* [Brief] In this exercise, copy exactly the lines from the one that contains "What's the underlying" through the end of the entries below; pictures are not copied.

* [Excerpted data]
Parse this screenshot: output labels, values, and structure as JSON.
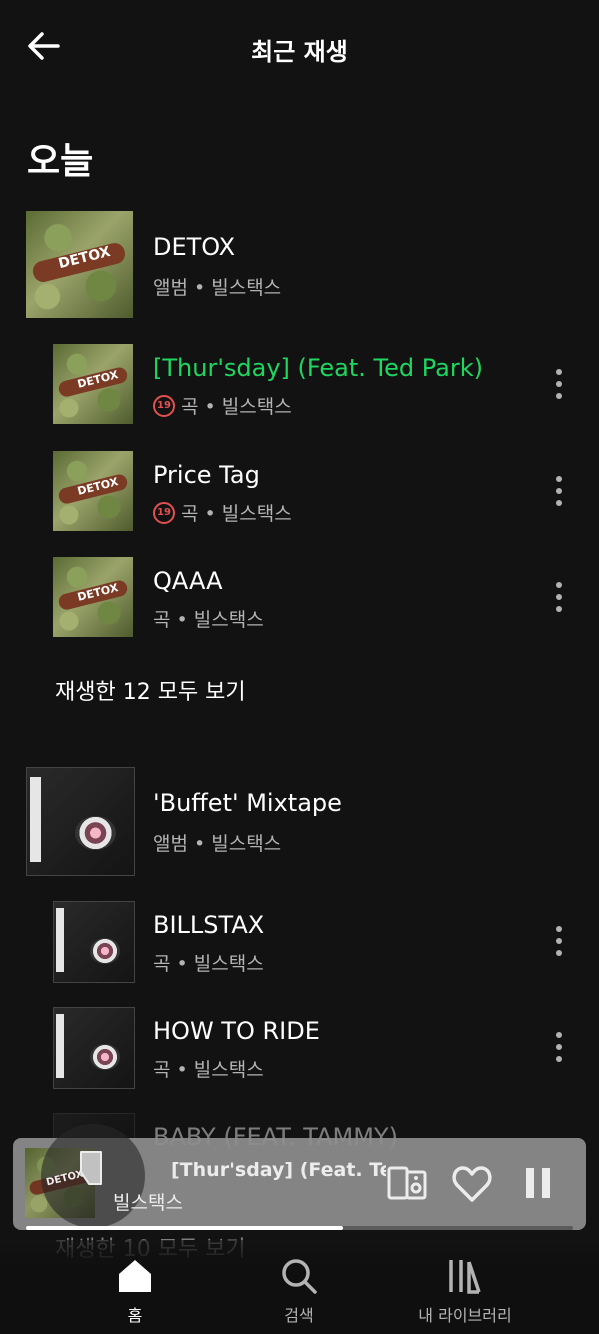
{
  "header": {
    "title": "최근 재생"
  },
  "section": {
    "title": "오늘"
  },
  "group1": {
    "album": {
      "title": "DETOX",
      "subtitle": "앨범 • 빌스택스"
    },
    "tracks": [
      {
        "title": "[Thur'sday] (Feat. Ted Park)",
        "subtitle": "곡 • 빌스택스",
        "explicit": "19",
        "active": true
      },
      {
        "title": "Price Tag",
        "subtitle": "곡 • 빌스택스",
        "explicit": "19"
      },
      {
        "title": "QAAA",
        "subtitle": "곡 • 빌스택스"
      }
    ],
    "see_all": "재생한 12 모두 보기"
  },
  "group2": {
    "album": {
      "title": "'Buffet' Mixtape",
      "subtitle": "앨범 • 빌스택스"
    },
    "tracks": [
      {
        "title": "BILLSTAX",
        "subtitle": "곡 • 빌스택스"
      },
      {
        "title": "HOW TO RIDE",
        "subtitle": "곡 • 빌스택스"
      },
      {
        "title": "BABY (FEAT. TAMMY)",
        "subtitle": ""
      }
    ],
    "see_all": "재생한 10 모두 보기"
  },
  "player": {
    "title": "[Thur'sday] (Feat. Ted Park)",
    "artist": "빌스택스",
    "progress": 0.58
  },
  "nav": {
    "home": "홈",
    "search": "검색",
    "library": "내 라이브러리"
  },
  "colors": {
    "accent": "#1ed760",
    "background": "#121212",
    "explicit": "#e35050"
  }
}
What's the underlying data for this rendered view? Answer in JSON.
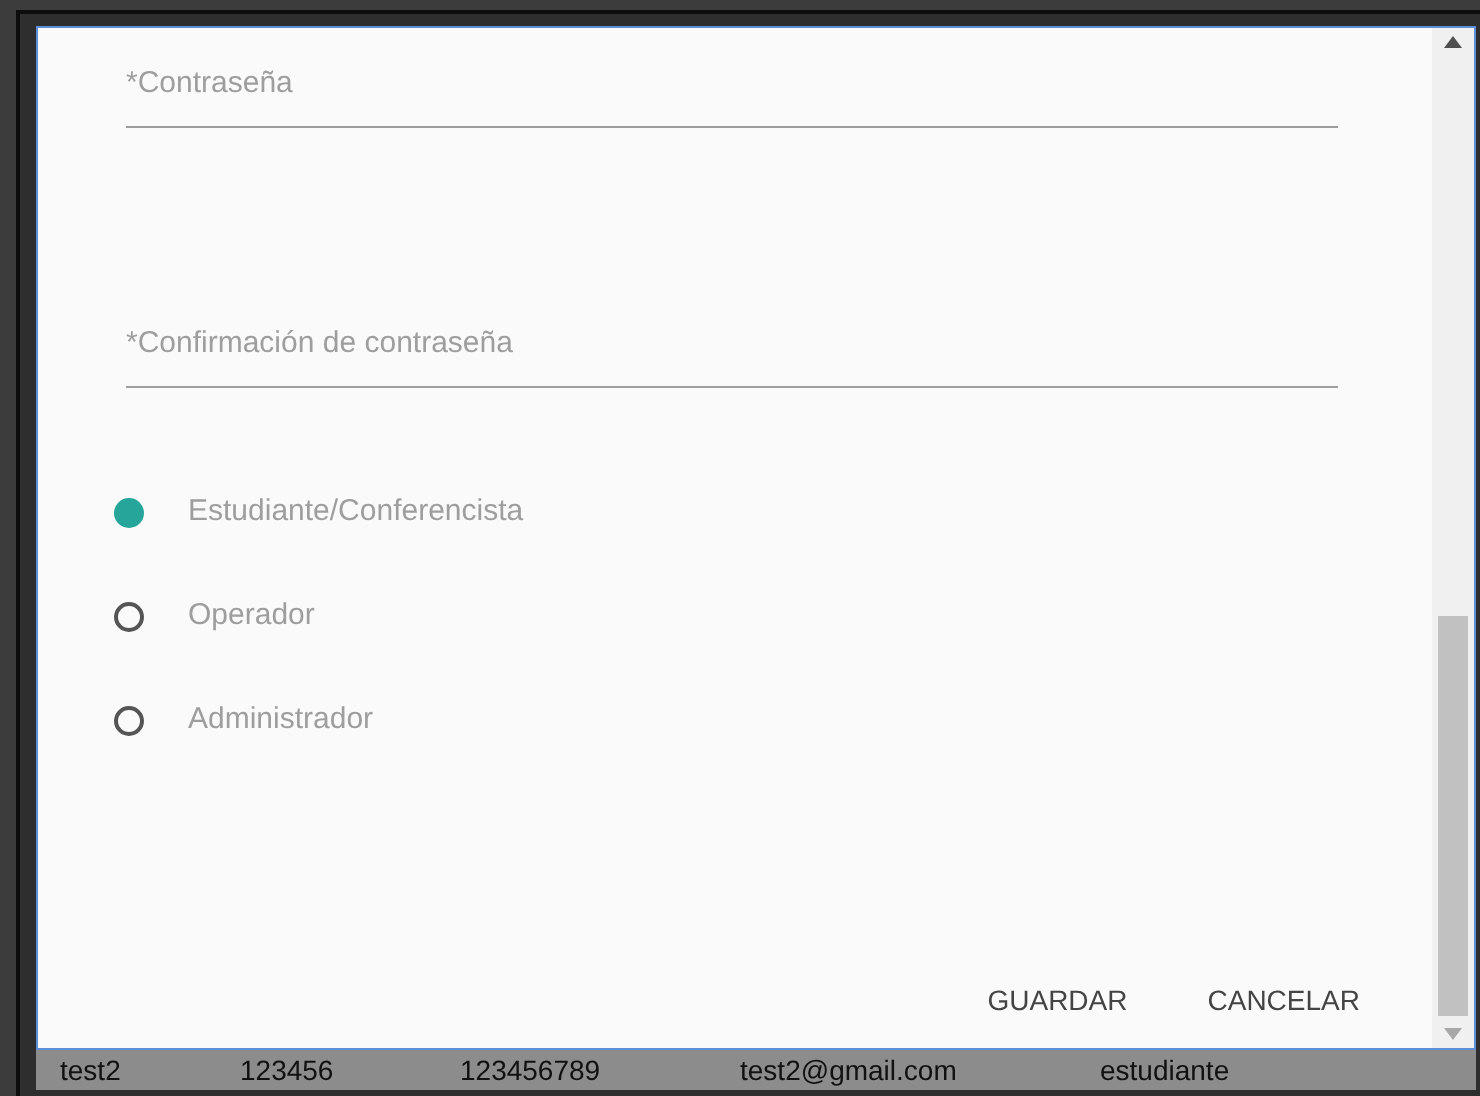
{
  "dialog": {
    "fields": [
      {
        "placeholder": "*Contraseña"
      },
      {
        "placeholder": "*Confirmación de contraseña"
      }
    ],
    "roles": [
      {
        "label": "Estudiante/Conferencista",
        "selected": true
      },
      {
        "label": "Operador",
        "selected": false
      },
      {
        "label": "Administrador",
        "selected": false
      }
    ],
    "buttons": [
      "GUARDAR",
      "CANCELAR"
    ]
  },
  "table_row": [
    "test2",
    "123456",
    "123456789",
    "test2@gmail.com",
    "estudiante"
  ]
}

* [Exercise response]
What's the underlying data for this rendered view? Answer in JSON.
{
  "dialog": {
    "fields": [
      {
        "placeholder": "*Contraseña"
      },
      {
        "placeholder": "*Confirmación de contraseña"
      }
    ],
    "roles": [
      {
        "label": "Estudiante/Conferencista",
        "selected": true
      },
      {
        "label": "Operador",
        "selected": false
      },
      {
        "label": "Administrador",
        "selected": false
      }
    ],
    "buttons": [
      "GUARDAR",
      "CANCELAR"
    ]
  },
  "table_row": [
    "test2",
    "123456",
    "123456789",
    "test2@gmail.com",
    "estudiante"
  ]
}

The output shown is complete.